--- start Listed records ---

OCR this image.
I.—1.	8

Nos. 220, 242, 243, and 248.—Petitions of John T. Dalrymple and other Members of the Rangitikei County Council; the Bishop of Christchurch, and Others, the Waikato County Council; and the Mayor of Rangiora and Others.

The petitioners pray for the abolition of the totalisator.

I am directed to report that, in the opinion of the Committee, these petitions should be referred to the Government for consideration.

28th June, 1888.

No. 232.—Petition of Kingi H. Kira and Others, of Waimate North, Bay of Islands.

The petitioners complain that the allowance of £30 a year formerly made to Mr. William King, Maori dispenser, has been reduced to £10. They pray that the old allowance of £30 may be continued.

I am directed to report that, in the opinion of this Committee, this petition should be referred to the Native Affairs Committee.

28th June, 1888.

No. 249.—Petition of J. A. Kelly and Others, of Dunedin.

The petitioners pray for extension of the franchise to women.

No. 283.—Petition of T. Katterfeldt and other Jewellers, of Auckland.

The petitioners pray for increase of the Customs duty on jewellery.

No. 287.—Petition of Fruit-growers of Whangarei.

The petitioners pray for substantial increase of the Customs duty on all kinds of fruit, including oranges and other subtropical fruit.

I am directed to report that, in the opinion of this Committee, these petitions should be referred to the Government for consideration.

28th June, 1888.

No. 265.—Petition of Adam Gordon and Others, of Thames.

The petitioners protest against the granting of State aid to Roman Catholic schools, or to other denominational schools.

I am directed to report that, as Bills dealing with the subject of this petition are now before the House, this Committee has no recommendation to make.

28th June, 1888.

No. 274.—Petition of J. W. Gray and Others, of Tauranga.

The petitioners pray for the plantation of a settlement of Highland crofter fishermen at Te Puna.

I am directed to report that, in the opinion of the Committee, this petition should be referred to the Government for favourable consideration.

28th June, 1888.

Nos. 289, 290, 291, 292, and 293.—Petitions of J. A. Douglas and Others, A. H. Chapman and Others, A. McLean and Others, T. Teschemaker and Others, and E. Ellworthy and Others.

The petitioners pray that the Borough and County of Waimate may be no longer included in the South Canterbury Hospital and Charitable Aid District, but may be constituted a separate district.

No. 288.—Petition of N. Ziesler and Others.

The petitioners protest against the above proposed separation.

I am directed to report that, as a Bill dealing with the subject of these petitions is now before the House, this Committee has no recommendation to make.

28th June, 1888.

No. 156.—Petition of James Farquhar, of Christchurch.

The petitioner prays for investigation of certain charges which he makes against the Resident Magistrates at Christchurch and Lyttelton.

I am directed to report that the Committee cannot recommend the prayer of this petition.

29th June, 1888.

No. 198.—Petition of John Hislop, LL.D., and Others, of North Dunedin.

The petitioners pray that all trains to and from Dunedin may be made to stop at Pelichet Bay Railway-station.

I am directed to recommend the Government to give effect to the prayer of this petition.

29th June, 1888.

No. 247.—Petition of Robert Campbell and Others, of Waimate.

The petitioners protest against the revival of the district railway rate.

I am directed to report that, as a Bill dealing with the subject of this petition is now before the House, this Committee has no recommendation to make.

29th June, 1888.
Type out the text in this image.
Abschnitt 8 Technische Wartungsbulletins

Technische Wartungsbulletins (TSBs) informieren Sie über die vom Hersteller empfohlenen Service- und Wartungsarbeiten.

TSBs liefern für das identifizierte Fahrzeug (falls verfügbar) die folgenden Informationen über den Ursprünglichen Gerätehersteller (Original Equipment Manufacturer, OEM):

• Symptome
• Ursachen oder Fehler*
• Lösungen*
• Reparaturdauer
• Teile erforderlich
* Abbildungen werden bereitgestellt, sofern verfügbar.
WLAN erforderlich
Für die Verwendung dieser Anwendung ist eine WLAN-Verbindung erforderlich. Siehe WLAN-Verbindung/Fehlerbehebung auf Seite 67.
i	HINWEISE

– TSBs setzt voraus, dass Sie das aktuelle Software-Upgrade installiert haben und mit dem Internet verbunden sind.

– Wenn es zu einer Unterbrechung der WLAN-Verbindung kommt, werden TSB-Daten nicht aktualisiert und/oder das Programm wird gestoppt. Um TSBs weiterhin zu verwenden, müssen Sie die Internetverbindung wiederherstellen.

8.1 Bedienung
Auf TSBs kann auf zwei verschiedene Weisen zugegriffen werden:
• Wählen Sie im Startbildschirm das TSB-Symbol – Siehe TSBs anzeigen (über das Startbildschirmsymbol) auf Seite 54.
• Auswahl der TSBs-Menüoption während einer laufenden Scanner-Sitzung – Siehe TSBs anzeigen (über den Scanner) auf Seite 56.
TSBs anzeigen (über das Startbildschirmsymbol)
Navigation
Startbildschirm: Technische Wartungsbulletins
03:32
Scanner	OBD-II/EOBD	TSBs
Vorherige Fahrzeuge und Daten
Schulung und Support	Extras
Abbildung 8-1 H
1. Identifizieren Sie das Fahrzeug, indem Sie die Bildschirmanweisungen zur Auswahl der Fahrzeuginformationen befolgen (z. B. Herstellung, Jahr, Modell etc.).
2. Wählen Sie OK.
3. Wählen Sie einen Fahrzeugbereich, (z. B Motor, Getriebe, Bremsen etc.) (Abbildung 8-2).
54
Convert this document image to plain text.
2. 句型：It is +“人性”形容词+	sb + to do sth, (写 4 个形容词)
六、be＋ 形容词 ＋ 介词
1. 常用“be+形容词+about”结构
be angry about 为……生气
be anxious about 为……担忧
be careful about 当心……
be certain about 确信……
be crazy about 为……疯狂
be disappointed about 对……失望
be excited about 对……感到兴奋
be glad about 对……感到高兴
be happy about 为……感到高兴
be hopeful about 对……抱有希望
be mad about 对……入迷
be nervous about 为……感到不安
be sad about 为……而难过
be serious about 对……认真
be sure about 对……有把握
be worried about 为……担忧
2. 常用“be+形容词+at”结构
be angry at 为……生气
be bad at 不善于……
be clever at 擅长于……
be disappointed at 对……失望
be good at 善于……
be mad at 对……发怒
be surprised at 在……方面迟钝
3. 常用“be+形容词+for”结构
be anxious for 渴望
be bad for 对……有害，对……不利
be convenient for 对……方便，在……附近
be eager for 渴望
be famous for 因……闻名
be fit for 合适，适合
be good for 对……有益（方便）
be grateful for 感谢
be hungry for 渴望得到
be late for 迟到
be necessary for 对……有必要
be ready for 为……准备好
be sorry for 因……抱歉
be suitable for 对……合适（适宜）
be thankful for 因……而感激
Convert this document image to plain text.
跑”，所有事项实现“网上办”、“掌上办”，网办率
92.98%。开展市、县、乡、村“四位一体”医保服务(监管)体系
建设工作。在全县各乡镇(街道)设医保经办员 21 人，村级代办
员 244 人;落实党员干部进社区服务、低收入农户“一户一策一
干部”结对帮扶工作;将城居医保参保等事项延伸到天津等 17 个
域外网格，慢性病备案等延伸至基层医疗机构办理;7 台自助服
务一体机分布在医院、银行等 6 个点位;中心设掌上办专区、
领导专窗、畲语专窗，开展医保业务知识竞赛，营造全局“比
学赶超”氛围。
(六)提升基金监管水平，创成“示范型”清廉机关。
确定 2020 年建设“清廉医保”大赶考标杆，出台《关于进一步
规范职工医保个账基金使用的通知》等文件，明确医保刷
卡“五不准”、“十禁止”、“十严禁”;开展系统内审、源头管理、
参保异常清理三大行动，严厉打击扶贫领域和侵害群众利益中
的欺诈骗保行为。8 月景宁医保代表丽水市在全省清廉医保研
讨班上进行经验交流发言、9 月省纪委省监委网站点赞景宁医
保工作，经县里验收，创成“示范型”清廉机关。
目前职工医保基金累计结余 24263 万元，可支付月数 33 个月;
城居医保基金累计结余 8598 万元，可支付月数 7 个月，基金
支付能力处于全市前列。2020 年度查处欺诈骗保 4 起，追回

--- end Listed records ---

■ **Required task**: Identify which lines contain the word "Verbindung" and copy each one.

■ **Expected output**:
Für die Verwendung dieser Anwendung ist eine WLAN-Verbindung erforderlich. Siehe WLAN-Verbindung/Fehlerbehebung auf Seite 67.
– Wenn es zu einer Unterbrechung der WLAN-Verbindung kommt, werden TSB-Daten nicht aktualisiert und/oder das Programm wird gestoppt. Um TSBs weiterhin zu verwenden, müssen Sie die Internetverbindung wiederherstellen.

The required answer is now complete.